**WHAT YOU ARE ASKED TO DO**.
Rewrite all of the items below, changing "bounding box" to "bounding rectangle" and keeping everything else the same, and omit the pictures from your answer.

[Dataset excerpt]
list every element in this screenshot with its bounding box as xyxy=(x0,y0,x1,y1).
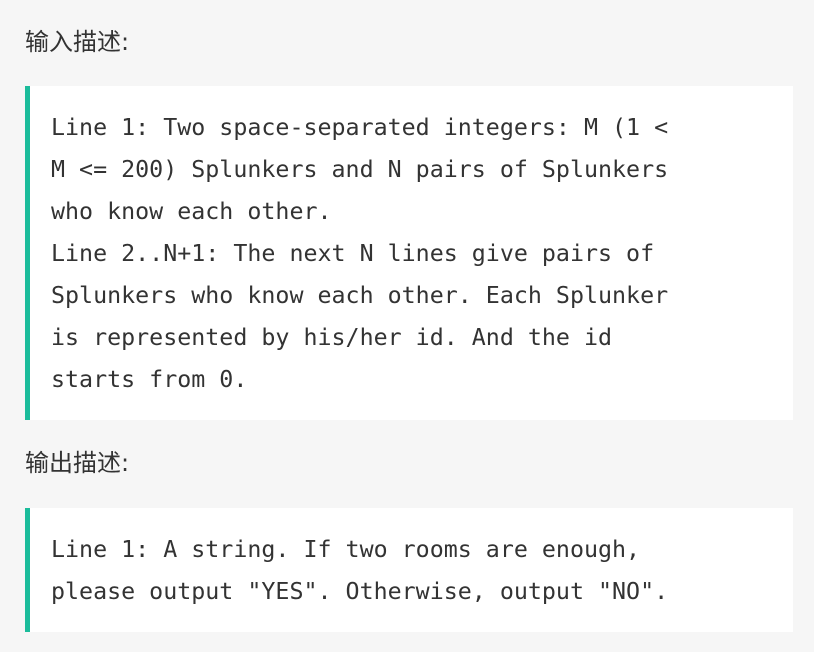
input-line-4: Line 2..N+1: The next N lines give pairs… xyxy=(51,240,655,267)
input-line-6: is represented by his/her id. And the id xyxy=(51,324,613,351)
input-line-2: M <= 200) Splunkers and N pairs of Splun… xyxy=(51,156,669,183)
input-line-1: Line 1: Two space-separated integers: M … xyxy=(51,114,669,141)
output-line-1: Line 1: A string. If two rooms are enoug… xyxy=(51,536,641,563)
input-description-block: Line 1: Two space-separated integers: M … xyxy=(25,86,793,420)
output-description-text: Line 1: A string. If two rooms are enoug… xyxy=(51,508,793,613)
input-description-heading: 输入描述: xyxy=(25,28,130,56)
input-line-7: starts from 0. xyxy=(51,366,248,393)
input-line-5: Splunkers who know each other. Each Splu… xyxy=(51,282,669,309)
output-line-2: please output "YES". Otherwise, output "… xyxy=(51,578,669,605)
output-description-block: Line 1: A string. If two rooms are enoug… xyxy=(25,508,793,632)
input-line-3: who know each other. xyxy=(51,198,332,225)
input-description-text: Line 1: Two space-separated integers: M … xyxy=(51,86,793,401)
output-description-heading: 输出描述: xyxy=(25,449,130,477)
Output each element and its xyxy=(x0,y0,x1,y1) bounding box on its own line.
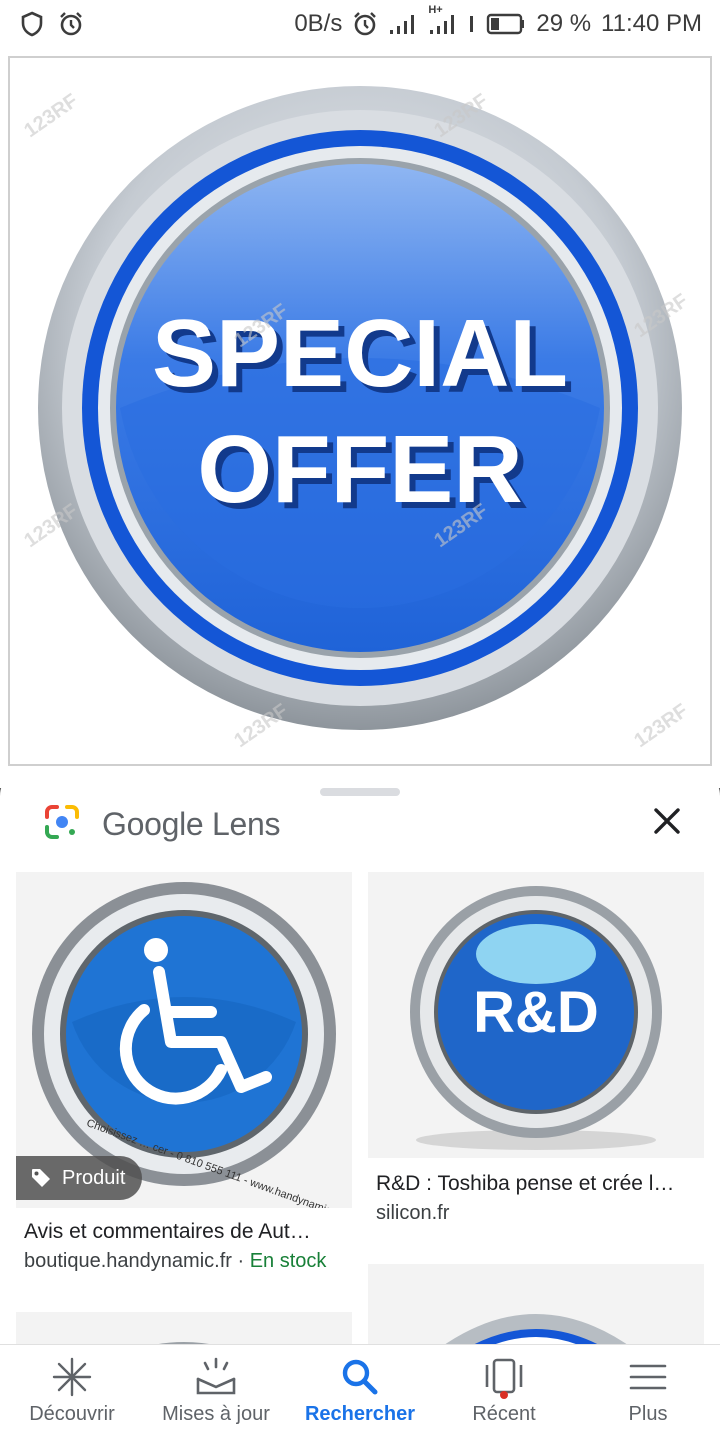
alarm-icon xyxy=(58,11,84,37)
lens-title: Google Lens xyxy=(102,805,281,842)
nav-item-plus[interactable]: Plus xyxy=(576,1345,720,1440)
network-type: H+ xyxy=(428,4,443,16)
nav-label: Récent xyxy=(472,1403,536,1425)
sheet-drag-handle[interactable] xyxy=(320,788,400,796)
battery-icon xyxy=(486,13,526,35)
nav-item-decouvrir[interactable]: Découvrir xyxy=(0,1345,144,1440)
result-domain: boutique.handynamic.fr xyxy=(24,1250,232,1272)
tag-icon xyxy=(32,1169,50,1187)
product-badge-label: Produit xyxy=(62,1166,126,1189)
notification-dot xyxy=(500,1391,508,1399)
google-lens-logo-icon xyxy=(44,804,80,845)
asterisk-icon xyxy=(52,1357,92,1397)
clock: 11:40 PM xyxy=(601,10,702,37)
alarm-icon xyxy=(352,11,378,37)
crop-handle-top-right[interactable] xyxy=(680,62,706,88)
nav-item-rechercher[interactable]: Rechercher xyxy=(288,1345,432,1440)
lens-header: Google Lens xyxy=(44,802,280,846)
signal-icon: H+ xyxy=(428,4,458,38)
source-separator: · xyxy=(231,1250,250,1272)
vibrate-icon xyxy=(468,14,476,34)
lens-results-sheet[interactable]: Google Lens Choisissez … cer - 0 810 555… xyxy=(0,768,720,1368)
result-image[interactable]: R&D xyxy=(368,872,704,1158)
network-speed: 0B/s xyxy=(294,10,343,37)
menu-icon xyxy=(628,1357,668,1397)
crop-handle-bottom-right[interactable] xyxy=(680,734,706,760)
result-title[interactable]: Avis et commentaires de Aut… xyxy=(24,1220,342,1244)
close-button[interactable] xyxy=(650,804,684,838)
rd-button-image: R&D xyxy=(368,872,704,1158)
status-bar: 0B/s H+ 29 % 11:40 PM xyxy=(0,0,720,48)
result-domain: silicon.fr xyxy=(376,1202,450,1224)
product-badge: Produit xyxy=(16,1156,142,1200)
nav-item-mises-a-jour[interactable]: Mises à jour xyxy=(144,1345,288,1440)
bottom-nav: Découvrir Mises à jour Rechercher Récent… xyxy=(0,1344,720,1440)
close-icon xyxy=(654,808,680,834)
nav-item-recent[interactable]: Récent xyxy=(432,1345,576,1440)
stock-status: En stock xyxy=(249,1250,327,1272)
result-title[interactable]: R&D : Toshiba pense et crée l… xyxy=(376,1172,694,1196)
image-viewer[interactable]: SPECIAL SPECIAL OFFER OFFER 123RF 123RF … xyxy=(0,48,720,788)
updates-icon xyxy=(194,1357,238,1397)
nav-label: Mises à jour xyxy=(162,1403,270,1425)
nav-label: Plus xyxy=(628,1403,668,1425)
crop-handle-top-left[interactable] xyxy=(14,62,40,88)
recent-icon xyxy=(482,1357,526,1399)
nav-label: Découvrir xyxy=(29,1403,115,1425)
result-source: boutique.handynamic.fr · En stock xyxy=(24,1250,326,1273)
signal-icon xyxy=(388,12,418,36)
battery-percent: 29 % xyxy=(536,10,592,37)
search-icon xyxy=(340,1357,380,1397)
selection-frame[interactable] xyxy=(8,56,712,766)
nav-label: Rechercher xyxy=(304,1403,416,1425)
rd-label: R&D xyxy=(473,980,599,1045)
shield-icon xyxy=(20,11,44,37)
crop-handle-bottom-left[interactable] xyxy=(14,734,40,760)
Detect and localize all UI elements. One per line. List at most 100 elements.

**EXERCISE SOLUTION**.
list every element in this screenshot with its bounding rectangle as xyxy=(x0,y0,x1,y1).
input-line-4: Line 2..N+1: The next N lines give pairs… xyxy=(51,240,655,267)
input-line-6: is represented by his/her id. And the id xyxy=(51,324,613,351)
input-line-2: M <= 200) Splunkers and N pairs of Splun… xyxy=(51,156,669,183)
input-line-1: Line 1: Two space-separated integers: M … xyxy=(51,114,669,141)
output-line-1: Line 1: A string. If two rooms are enoug… xyxy=(51,536,641,563)
input-description-block: Line 1: Two space-separated integers: M … xyxy=(25,86,793,420)
output-description-text: Line 1: A string. If two rooms are enoug… xyxy=(51,508,793,613)
input-description-heading: 输入描述: xyxy=(25,28,130,56)
input-line-7: starts from 0. xyxy=(51,366,248,393)
input-line-5: Splunkers who know each other. Each Splu… xyxy=(51,282,669,309)
output-line-2: please output "YES". Otherwise, output "… xyxy=(51,578,669,605)
output-description-block: Line 1: A string. If two rooms are enoug… xyxy=(25,508,793,632)
input-line-3: who know each other. xyxy=(51,198,332,225)
input-description-text: Line 1: Two space-separated integers: M … xyxy=(51,86,793,401)
output-description-heading: 输出描述: xyxy=(25,449,130,477)
Output each element and its xyxy=(x0,y0,x1,y1) bounding rectangle on its own line.
alarm-icon xyxy=(58,11,84,37)
lens-title: Google Lens xyxy=(102,805,281,842)
nav-item-plus[interactable]: Plus xyxy=(576,1345,720,1440)
network-type: H+ xyxy=(428,4,443,16)
nav-label: Récent xyxy=(472,1403,536,1425)
sheet-drag-handle[interactable] xyxy=(320,788,400,796)
battery-icon xyxy=(486,13,526,35)
nav-item-decouvrir[interactable]: Découvrir xyxy=(0,1345,144,1440)
result-domain: boutique.handynamic.fr xyxy=(24,1250,232,1272)
tag-icon xyxy=(32,1169,50,1187)
product-badge-label: Produit xyxy=(62,1166,126,1189)
notification-dot xyxy=(500,1391,508,1399)
google-lens-logo-icon xyxy=(44,804,80,845)
asterisk-icon xyxy=(52,1357,92,1397)
clock: 11:40 PM xyxy=(601,10,702,37)
alarm-icon xyxy=(352,11,378,37)
crop-handle-top-right[interactable] xyxy=(680,62,706,88)
nav-item-rechercher[interactable]: Rechercher xyxy=(288,1345,432,1440)
lens-header: Google Lens xyxy=(44,802,280,846)
signal-icon: H+ xyxy=(428,4,458,38)
source-separator: · xyxy=(231,1250,250,1272)
vibrate-icon xyxy=(468,14,476,34)
lens-results-sheet[interactable]: Google Lens Choisissez … cer - 0 810 555… xyxy=(0,768,720,1368)
result-image[interactable]: R&D xyxy=(368,872,704,1158)
network-speed: 0B/s xyxy=(294,10,343,37)
menu-icon xyxy=(628,1357,668,1397)
crop-handle-bottom-right[interactable] xyxy=(680,734,706,760)
result-title[interactable]: Avis et commentaires de Aut… xyxy=(24,1220,342,1244)
close-button[interactable] xyxy=(650,804,684,838)
rd-button-image: R&D xyxy=(368,872,704,1158)
status-bar: 0B/s H+ 29 % 11:40 PM xyxy=(0,0,720,48)
result-domain: silicon.fr xyxy=(376,1202,450,1224)
product-badge: Produit xyxy=(16,1156,142,1200)
nav-item-mises-a-jour[interactable]: Mises à jour xyxy=(144,1345,288,1440)
bottom-nav: Découvrir Mises à jour Rechercher Récent… xyxy=(0,1344,720,1440)
close-icon xyxy=(654,808,680,834)
nav-item-recent[interactable]: Récent xyxy=(432,1345,576,1440)
stock-status: En stock xyxy=(249,1250,327,1272)
result-title[interactable]: R&D : Toshiba pense et crée l… xyxy=(376,1172,694,1196)
image-viewer[interactable]: SPECIAL SPECIAL OFFER OFFER 123RF 123RF … xyxy=(0,48,720,788)
updates-icon xyxy=(194,1357,238,1397)
nav-label: Mises à jour xyxy=(162,1403,270,1425)
nav-label: Plus xyxy=(628,1403,668,1425)
crop-handle-top-left[interactable] xyxy=(14,62,40,88)
recent-icon xyxy=(482,1357,526,1399)
nav-label: Découvrir xyxy=(29,1403,115,1425)
result-source: boutique.handynamic.fr · En stock xyxy=(24,1250,326,1273)
signal-icon xyxy=(388,12,418,36)
battery-percent: 29 % xyxy=(536,10,592,37)
search-icon xyxy=(340,1357,380,1397)
selection-frame[interactable] xyxy=(8,56,712,766)
nav-label: Rechercher xyxy=(304,1403,416,1425)
rd-label: R&D xyxy=(473,980,599,1045)
shield-icon xyxy=(20,11,44,37)
crop-handle-bottom-left[interactable] xyxy=(14,734,40,760)
Detect and localize all UI elements. One per line. List at most 100 elements.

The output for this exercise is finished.